== SUPPLIED MATERIAL ==

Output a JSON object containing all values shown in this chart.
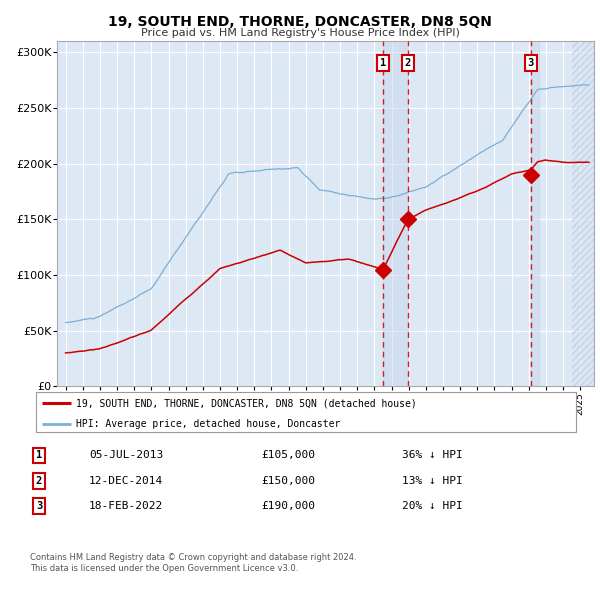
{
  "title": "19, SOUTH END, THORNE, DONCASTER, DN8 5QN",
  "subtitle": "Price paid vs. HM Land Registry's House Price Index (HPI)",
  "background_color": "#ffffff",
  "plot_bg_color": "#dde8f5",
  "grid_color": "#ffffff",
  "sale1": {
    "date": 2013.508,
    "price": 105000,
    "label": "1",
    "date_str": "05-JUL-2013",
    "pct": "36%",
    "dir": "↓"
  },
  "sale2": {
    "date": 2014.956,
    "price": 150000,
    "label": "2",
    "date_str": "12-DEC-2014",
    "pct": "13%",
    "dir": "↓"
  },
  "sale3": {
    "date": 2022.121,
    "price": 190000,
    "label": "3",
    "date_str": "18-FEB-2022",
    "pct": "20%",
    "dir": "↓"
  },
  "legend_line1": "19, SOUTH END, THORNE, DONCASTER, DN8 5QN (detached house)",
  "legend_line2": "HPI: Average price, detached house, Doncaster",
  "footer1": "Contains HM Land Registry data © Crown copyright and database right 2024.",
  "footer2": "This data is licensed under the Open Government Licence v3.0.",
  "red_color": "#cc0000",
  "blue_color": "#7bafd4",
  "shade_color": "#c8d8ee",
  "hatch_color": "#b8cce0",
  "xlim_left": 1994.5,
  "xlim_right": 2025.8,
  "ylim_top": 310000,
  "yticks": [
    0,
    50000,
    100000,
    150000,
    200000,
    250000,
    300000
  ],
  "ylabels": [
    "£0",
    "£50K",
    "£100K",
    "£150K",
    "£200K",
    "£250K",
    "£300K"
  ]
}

===

- PROBLEM DETAILS
Gather all lines where the word "SOUTH" appears.

- THE OUTPUT
  "title": "19, SOUTH END, THORNE, DONCASTER, DN8 5QN",
  "legend_line1": "19, SOUTH END, THORNE, DONCASTER, DN8 5QN (detached house)",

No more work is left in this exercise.